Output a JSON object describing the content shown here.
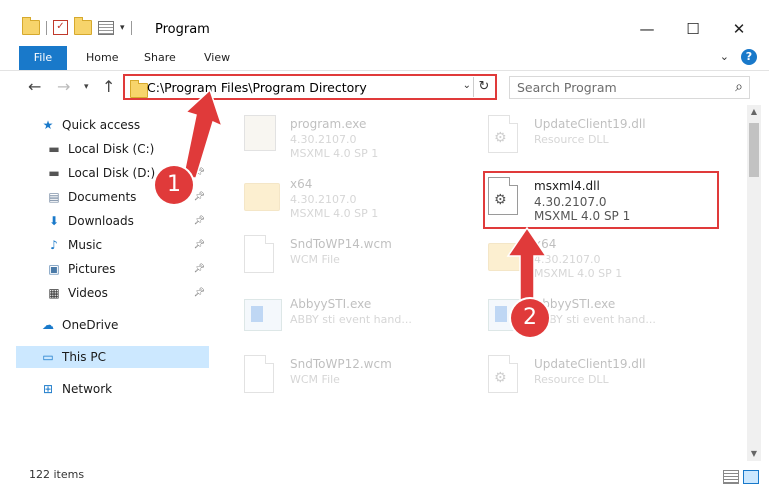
{
  "window": {
    "title": "Program",
    "minimize": "—",
    "maximize": "☐",
    "close": "✕"
  },
  "ribbon": {
    "tabs": [
      "File",
      "Home",
      "Share",
      "View"
    ]
  },
  "address": {
    "path": "C:\\Program Files\\Program Directory"
  },
  "search": {
    "placeholder": "Search Program"
  },
  "sidebar": {
    "items": [
      {
        "label": "Quick access",
        "icon": "star-icon",
        "pinned": false
      },
      {
        "label": "Local Disk (C:)",
        "icon": "drive-icon",
        "pinned": true
      },
      {
        "label": "Local Disk (D:)",
        "icon": "drive-icon",
        "pinned": true
      },
      {
        "label": "Documents",
        "icon": "documents-icon",
        "pinned": true
      },
      {
        "label": "Downloads",
        "icon": "download-icon",
        "pinned": true
      },
      {
        "label": "Music",
        "icon": "music-icon",
        "pinned": true
      },
      {
        "label": "Pictures",
        "icon": "pictures-icon",
        "pinned": true
      },
      {
        "label": "Videos",
        "icon": "videos-icon",
        "pinned": true
      },
      {
        "label": "OneDrive",
        "icon": "cloud-icon",
        "pinned": false
      },
      {
        "label": "This PC",
        "icon": "computer-icon",
        "pinned": false,
        "selected": true
      },
      {
        "label": "Network",
        "icon": "network-icon",
        "pinned": false
      }
    ]
  },
  "files": [
    {
      "name": "program.exe",
      "line1": "4.30.2107.0",
      "line2": "MSXML 4.0 SP 1",
      "kind": "exe",
      "faded": true
    },
    {
      "name": "UpdateClient19.dll",
      "line1": "Resource DLL",
      "line2": "",
      "kind": "dll",
      "faded": true
    },
    {
      "name": "x64",
      "line1": "4.30.2107.0",
      "line2": "MSXML 4.0 SP 1",
      "kind": "folder",
      "faded": true
    },
    {
      "name": "msxml4.dll",
      "line1": "4.30.2107.0",
      "line2": "MSXML 4.0 SP 1",
      "kind": "dll",
      "faded": false
    },
    {
      "name": "SndToWP14.wcm",
      "line1": "WCM File",
      "line2": "",
      "kind": "doc",
      "faded": true
    },
    {
      "name": "x64",
      "line1": "4.30.2107.0",
      "line2": "MSXML 4.0 SP 1",
      "kind": "folder",
      "faded": true
    },
    {
      "name": "AbbyySTI.exe",
      "line1": "ABBY sti event hand...",
      "line2": "",
      "kind": "win",
      "faded": true
    },
    {
      "name": "AbbyySTI.exe",
      "line1": "ABBY sti event hand...",
      "line2": "",
      "kind": "win",
      "faded": true
    },
    {
      "name": "SndToWP12.wcm",
      "line1": "WCM File",
      "line2": "",
      "kind": "doc",
      "faded": true
    },
    {
      "name": "UpdateClient19.dll",
      "line1": "Resource DLL",
      "line2": "",
      "kind": "dll",
      "faded": true
    }
  ],
  "status": {
    "count": "122 items"
  },
  "annotations": {
    "step1": "1",
    "step2": "2",
    "color": "#e03a3a"
  }
}
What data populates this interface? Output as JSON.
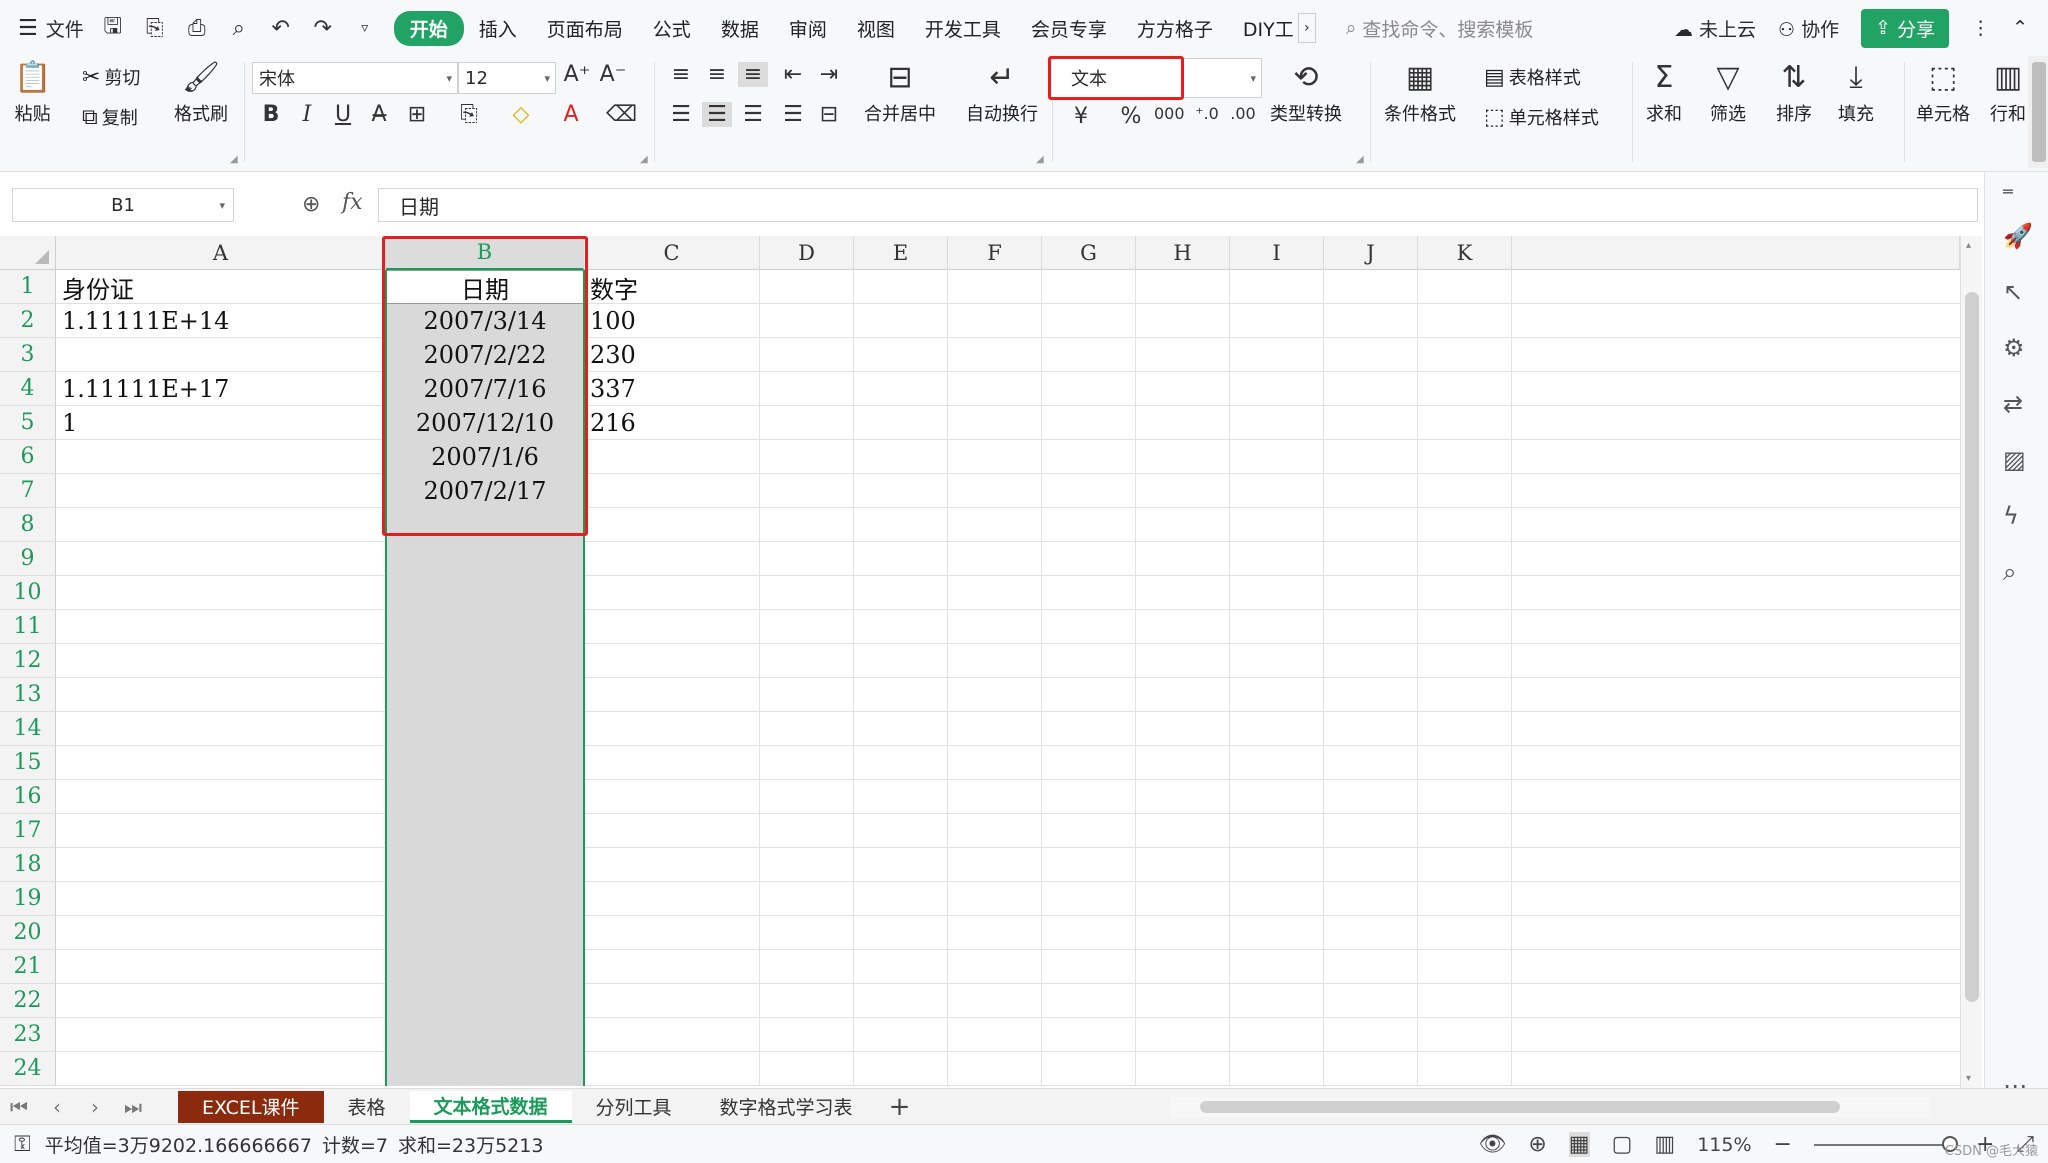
{
  "menubar": {
    "file_label": "文件",
    "tabs": [
      "开始",
      "插入",
      "页面布局",
      "公式",
      "数据",
      "审阅",
      "视图",
      "开发工具",
      "会员专享",
      "方方格子",
      "DIY工"
    ],
    "active_tab": "开始",
    "search_placeholder": "查找命令、搜索模板",
    "cloud_label": "未上云",
    "collab_label": "协作",
    "share_label": "分享"
  },
  "ribbon": {
    "paste_label": "粘贴",
    "cut_label": "剪切",
    "copy_label": "复制",
    "format_painter_label": "格式刷",
    "font_name": "宋体",
    "font_size": "12",
    "merge_label": "合并居中",
    "wrap_label": "自动换行",
    "number_format": "文本",
    "type_convert_label": "类型转换",
    "cond_format_label": "条件格式",
    "table_style_label": "表格样式",
    "cell_style_label": "单元格样式",
    "sum_label": "求和",
    "filter_label": "筛选",
    "sort_label": "排序",
    "fill_label": "填充",
    "cell_label": "单元格",
    "rowcol_label": "行和"
  },
  "formula_bar": {
    "name_box": "B1",
    "fx_label": "fx",
    "content": "日期"
  },
  "sheet": {
    "columns": [
      "A",
      "B",
      "C",
      "D",
      "E",
      "F",
      "G",
      "H",
      "I",
      "J",
      "K"
    ],
    "selected_column": "B",
    "rows": [
      "1",
      "2",
      "3",
      "4",
      "5",
      "6",
      "7",
      "8",
      "9",
      "10",
      "11",
      "12",
      "13",
      "14",
      "15",
      "16",
      "17",
      "18",
      "19",
      "20",
      "21",
      "22",
      "23",
      "24"
    ],
    "col_a": [
      "身份证",
      "1.11111E+14",
      "",
      "1.11111E+17",
      "1"
    ],
    "col_b": [
      "日期",
      "2007/3/14",
      "2007/2/22",
      "2007/7/16",
      "2007/12/10",
      "2007/1/6",
      "2007/2/17"
    ],
    "col_c": [
      "数字",
      "100",
      "230",
      "337",
      "216"
    ]
  },
  "sheet_tabs": [
    "EXCEL课件",
    "表格",
    "文本格式数据",
    "分列工具",
    "数字格式学习表"
  ],
  "active_sheet": "文本格式数据",
  "status": {
    "average": "平均值=3万9202.166666667",
    "count": "计数=7",
    "sum": "求和=23万5213",
    "zoom": "115%"
  },
  "watermark": "CSDN @毛大猿",
  "colors": {
    "accent": "#21a366",
    "selection_border": "#1b9a59",
    "highlight_red": "#e81e1e",
    "brown_tab": "#8b2a0c"
  }
}
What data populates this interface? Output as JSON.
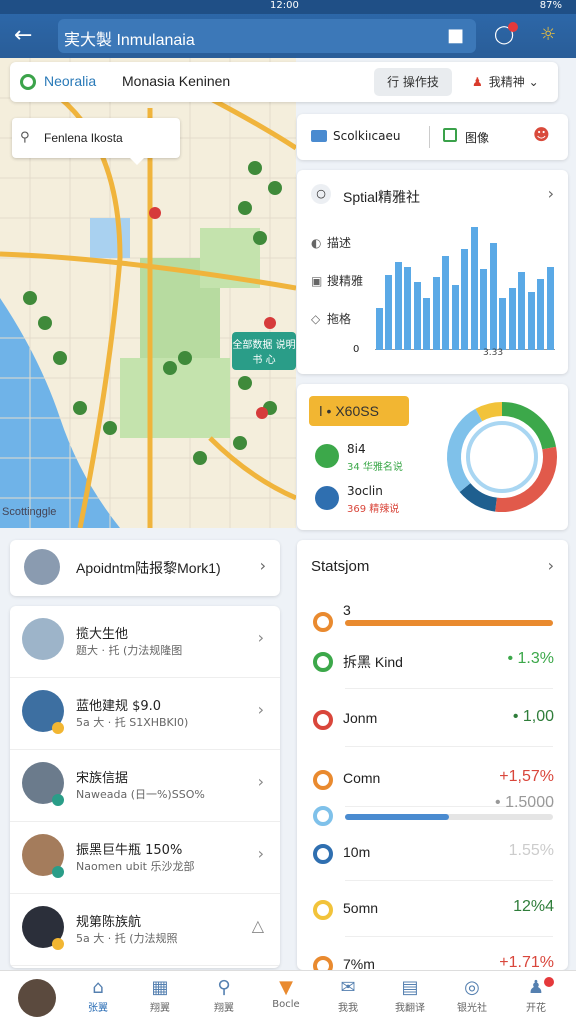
{
  "status_bar": {
    "time": "12:00",
    "battery": "87%"
  },
  "app_bar": {
    "search_text": "実大製 Inmulanaia",
    "back_icon": "arrow-left-icon",
    "gift_icon": "gift-icon",
    "chat_icon": "chat-icon",
    "sun_icon": "sun-icon"
  },
  "location_bar": {
    "name_colored": "Neoralia",
    "name": "Monasia Keninen",
    "button1": "行 操作技",
    "button2": "我精神"
  },
  "map": {
    "bubble_text": "Fenlena Ikosta",
    "tag_text": "全部数据 说明书 心",
    "credit": "Scottinggle"
  },
  "toolbar": {
    "item1": "Scolkiıcaeu",
    "item2": "图像"
  },
  "stats_card": {
    "title": "Sptial精雅社",
    "rows": [
      {
        "label": "描述"
      },
      {
        "label": "搜精雅"
      },
      {
        "label": "拖格"
      }
    ],
    "zero_label": "0",
    "x_label": "3.33",
    "chart_data": {
      "type": "bar",
      "values": [
        32,
        58,
        68,
        64,
        52,
        40,
        56,
        72,
        50,
        78,
        95,
        62,
        82,
        40,
        48,
        60,
        45,
        55,
        64
      ],
      "ylim": [
        0,
        100
      ]
    }
  },
  "donut_card": {
    "pill": "ǀ • X60SS",
    "legend": [
      {
        "a": "8i4",
        "b": "34 华雅名说",
        "color": "#3ca84a"
      },
      {
        "a": "3oclin",
        "b": "369 精辣说",
        "color": "#2f6fb0"
      }
    ],
    "chart_data": {
      "type": "pie",
      "values": [
        22,
        30,
        12,
        28,
        8
      ],
      "colors": [
        "#3ca84a",
        "#e15a4b",
        "#1f5f8f",
        "#7fc1ea",
        "#f2c33a"
      ]
    }
  },
  "appointment": {
    "text": "Apoidntm陆报黎Mork1)"
  },
  "people": [
    {
      "name": "揽大生他",
      "sub": "题大 · 托 (力法规隆图"
    },
    {
      "name": "蓝他建规 $9.0",
      "sub": "5a 大 · 托 S1XHBKI0)"
    },
    {
      "name": "宋族信据",
      "sub": "Naweada (日一%)SSO%"
    },
    {
      "name": "振黑巨牛瓶 150%",
      "sub": "Naomen ubit 乐沙龙部"
    },
    {
      "name": "规第陈族航",
      "sub": "5a 大 · 托 (力法规照"
    }
  ],
  "statlist": {
    "title": "Statsjom",
    "rows": [
      {
        "label": "3",
        "value": "",
        "bar": 1.0,
        "bar_color": "#e98a2f",
        "icon_color": "#e98a2f"
      },
      {
        "label": "拆黑 Kind",
        "value": "• 1.3%",
        "value_color": "#3ca84a",
        "icon_color": "#3ca84a"
      },
      {
        "label": "Jonm",
        "value": "• 1,00",
        "value_color": "#2f7d3a",
        "icon_color": "#d9463b"
      },
      {
        "label": "Comn",
        "value": "+1,57%",
        "value_color": "#d9463b",
        "icon_color": "#e98a2f"
      },
      {
        "label": "",
        "value": "• 1.5000",
        "value_color": "#999",
        "bar": 0.5,
        "bar_color": "#4a8bd0",
        "icon_color": "#7fc1ea"
      },
      {
        "label": "10m",
        "value": "1.55%",
        "value_color": "#ccc",
        "icon_color": "#2f6fb0"
      },
      {
        "label": "5omn",
        "value": "12%4",
        "value_color": "#2f7d3a",
        "icon_color": "#f2c33a"
      },
      {
        "label": "7%m",
        "value": "+1.71%",
        "value_color": "#d9463b",
        "icon_color": "#e98a2f"
      }
    ]
  },
  "bottom_nav": [
    {
      "label": "张翼",
      "icon": "home-icon"
    },
    {
      "label": "翔翼",
      "icon": "grid-icon"
    },
    {
      "label": "翔翼",
      "icon": "search-icon"
    },
    {
      "label": "Bocle",
      "icon": "shield-icon"
    },
    {
      "label": "我我",
      "icon": "mail-icon"
    },
    {
      "label": "我翻译",
      "icon": "doc-icon"
    },
    {
      "label": "银光社",
      "icon": "globe-icon"
    },
    {
      "label": "开花",
      "icon": "profile-icon"
    }
  ]
}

------------------------------

> _Written task_: Scan the records for the string "title". Copy each line in which it appears.

> _Answer to this problem_:
    "title": "Program",
    "title": "Sptial精雅社",
    "title": "Statsjom",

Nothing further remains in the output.